> [Entries supplied]
►

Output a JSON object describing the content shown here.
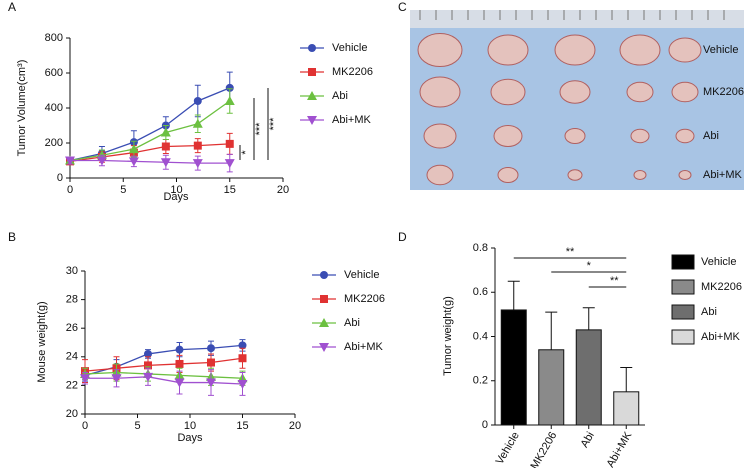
{
  "chart_data": [
    {
      "type": "line",
      "panel": "A",
      "x_label": "Days",
      "y_label": "Tumor Volume(cm³)",
      "x": [
        0,
        3,
        6,
        9,
        12,
        15
      ],
      "xlim": [
        0,
        20
      ],
      "xticks": [
        0,
        5,
        10,
        15,
        20
      ],
      "ylim": [
        0,
        800
      ],
      "yticks": [
        0,
        200,
        400,
        600,
        800
      ],
      "series": [
        {
          "name": "Vehicle",
          "color": "#3a4db3",
          "marker": "circle",
          "values": [
            100,
            140,
            205,
            300,
            440,
            515
          ],
          "errors": [
            20,
            40,
            65,
            50,
            90,
            90
          ]
        },
        {
          "name": "MK2206",
          "color": "#e03232",
          "marker": "square",
          "values": [
            95,
            120,
            145,
            180,
            185,
            195
          ],
          "errors": [
            15,
            30,
            40,
            40,
            40,
            60
          ]
        },
        {
          "name": "Abi",
          "color": "#6cc040",
          "marker": "triangle",
          "values": [
            100,
            130,
            165,
            260,
            310,
            440
          ],
          "errors": [
            15,
            30,
            45,
            40,
            50,
            70
          ]
        },
        {
          "name": "Abi+MK",
          "color": "#a050d0",
          "marker": "triangle-down",
          "values": [
            100,
            100,
            95,
            90,
            85,
            85
          ],
          "errors": [
            20,
            30,
            30,
            40,
            40,
            50
          ]
        }
      ],
      "annotations": [
        {
          "text": "*"
        },
        {
          "text": "***"
        },
        {
          "text": "***"
        }
      ]
    },
    {
      "type": "line",
      "panel": "B",
      "x_label": "Days",
      "y_label": "Mouse weight(g)",
      "x": [
        0,
        3,
        6,
        9,
        12,
        15
      ],
      "xlim": [
        0,
        20
      ],
      "xticks": [
        0,
        5,
        10,
        15,
        20
      ],
      "ylim": [
        20,
        30
      ],
      "yticks": [
        20,
        22,
        24,
        26,
        28,
        30
      ],
      "series": [
        {
          "name": "Vehicle",
          "color": "#3a4db3",
          "marker": "circle",
          "values": [
            22.7,
            23.3,
            24.2,
            24.5,
            24.6,
            24.8
          ],
          "errors": [
            0.4,
            0.5,
            0.3,
            0.5,
            0.5,
            0.4
          ]
        },
        {
          "name": "MK2206",
          "color": "#e03232",
          "marker": "square",
          "values": [
            23.0,
            23.2,
            23.4,
            23.5,
            23.6,
            23.9
          ],
          "errors": [
            0.8,
            0.8,
            0.6,
            0.6,
            0.6,
            0.7
          ]
        },
        {
          "name": "Abi",
          "color": "#6cc040",
          "marker": "triangle",
          "values": [
            22.8,
            22.9,
            22.8,
            22.7,
            22.6,
            22.5
          ],
          "errors": [
            0.4,
            0.6,
            0.5,
            0.5,
            0.6,
            0.5
          ]
        },
        {
          "name": "Abi+MK",
          "color": "#a050d0",
          "marker": "triangle-down",
          "values": [
            22.5,
            22.5,
            22.6,
            22.2,
            22.2,
            22.1
          ],
          "errors": [
            0.4,
            0.6,
            0.6,
            0.8,
            0.9,
            0.8
          ]
        }
      ]
    },
    {
      "type": "bar",
      "panel": "D",
      "y_label": "Tumor  weight(g)",
      "categories": [
        "Vehicle",
        "MK2206",
        "Abi",
        "Abi+MK"
      ],
      "values": [
        0.52,
        0.34,
        0.43,
        0.15
      ],
      "errors": [
        0.13,
        0.17,
        0.1,
        0.11
      ],
      "colors": [
        "#000000",
        "#8a8a8a",
        "#6e6e6e",
        "#d9d9d9"
      ],
      "ylim": [
        0,
        0.8
      ],
      "yticks": [
        0,
        0.2,
        0.4,
        0.6,
        0.8
      ],
      "annotations": [
        {
          "text": "**"
        },
        {
          "text": "*"
        },
        {
          "text": "**"
        }
      ]
    }
  ],
  "photo_panel": {
    "panel": "C",
    "row_labels": [
      "Vehicle",
      "MK2206",
      "Abi",
      "Abi+MK"
    ]
  }
}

◄

> [What you will do]
Pictures do not belong in the copy. Please reproduce the entries above exactly otherwise.

> [Answer for the task]
Output a JSON object describing the content shown here.
{
  "chart_data": [
    {
      "type": "line",
      "panel": "A",
      "x_label": "Days",
      "y_label": "Tumor Volume(cm³)",
      "x": [
        0,
        3,
        6,
        9,
        12,
        15
      ],
      "xlim": [
        0,
        20
      ],
      "xticks": [
        0,
        5,
        10,
        15,
        20
      ],
      "ylim": [
        0,
        800
      ],
      "yticks": [
        0,
        200,
        400,
        600,
        800
      ],
      "series": [
        {
          "name": "Vehicle",
          "color": "#3a4db3",
          "marker": "circle",
          "values": [
            100,
            140,
            205,
            300,
            440,
            515
          ],
          "errors": [
            20,
            40,
            65,
            50,
            90,
            90
          ]
        },
        {
          "name": "MK2206",
          "color": "#e03232",
          "marker": "square",
          "values": [
            95,
            120,
            145,
            180,
            185,
            195
          ],
          "errors": [
            15,
            30,
            40,
            40,
            40,
            60
          ]
        },
        {
          "name": "Abi",
          "color": "#6cc040",
          "marker": "triangle",
          "values": [
            100,
            130,
            165,
            260,
            310,
            440
          ],
          "errors": [
            15,
            30,
            45,
            40,
            50,
            70
          ]
        },
        {
          "name": "Abi+MK",
          "color": "#a050d0",
          "marker": "triangle-down",
          "values": [
            100,
            100,
            95,
            90,
            85,
            85
          ],
          "errors": [
            20,
            30,
            30,
            40,
            40,
            50
          ]
        }
      ],
      "annotations": [
        {
          "text": "*"
        },
        {
          "text": "***"
        },
        {
          "text": "***"
        }
      ]
    },
    {
      "type": "line",
      "panel": "B",
      "x_label": "Days",
      "y_label": "Mouse weight(g)",
      "x": [
        0,
        3,
        6,
        9,
        12,
        15
      ],
      "xlim": [
        0,
        20
      ],
      "xticks": [
        0,
        5,
        10,
        15,
        20
      ],
      "ylim": [
        20,
        30
      ],
      "yticks": [
        20,
        22,
        24,
        26,
        28,
        30
      ],
      "series": [
        {
          "name": "Vehicle",
          "color": "#3a4db3",
          "marker": "circle",
          "values": [
            22.7,
            23.3,
            24.2,
            24.5,
            24.6,
            24.8
          ],
          "errors": [
            0.4,
            0.5,
            0.3,
            0.5,
            0.5,
            0.4
          ]
        },
        {
          "name": "MK2206",
          "color": "#e03232",
          "marker": "square",
          "values": [
            23.0,
            23.2,
            23.4,
            23.5,
            23.6,
            23.9
          ],
          "errors": [
            0.8,
            0.8,
            0.6,
            0.6,
            0.6,
            0.7
          ]
        },
        {
          "name": "Abi",
          "color": "#6cc040",
          "marker": "triangle",
          "values": [
            22.8,
            22.9,
            22.8,
            22.7,
            22.6,
            22.5
          ],
          "errors": [
            0.4,
            0.6,
            0.5,
            0.5,
            0.6,
            0.5
          ]
        },
        {
          "name": "Abi+MK",
          "color": "#a050d0",
          "marker": "triangle-down",
          "values": [
            22.5,
            22.5,
            22.6,
            22.2,
            22.2,
            22.1
          ],
          "errors": [
            0.4,
            0.6,
            0.6,
            0.8,
            0.9,
            0.8
          ]
        }
      ]
    },
    {
      "type": "bar",
      "panel": "D",
      "y_label": "Tumor  weight(g)",
      "categories": [
        "Vehicle",
        "MK2206",
        "Abi",
        "Abi+MK"
      ],
      "values": [
        0.52,
        0.34,
        0.43,
        0.15
      ],
      "errors": [
        0.13,
        0.17,
        0.1,
        0.11
      ],
      "colors": [
        "#000000",
        "#8a8a8a",
        "#6e6e6e",
        "#d9d9d9"
      ],
      "ylim": [
        0,
        0.8
      ],
      "yticks": [
        0,
        0.2,
        0.4,
        0.6,
        0.8
      ],
      "annotations": [
        {
          "text": "**"
        },
        {
          "text": "*"
        },
        {
          "text": "**"
        }
      ]
    }
  ],
  "photo_panel": {
    "panel": "C",
    "row_labels": [
      "Vehicle",
      "MK2206",
      "Abi",
      "Abi+MK"
    ]
  }
}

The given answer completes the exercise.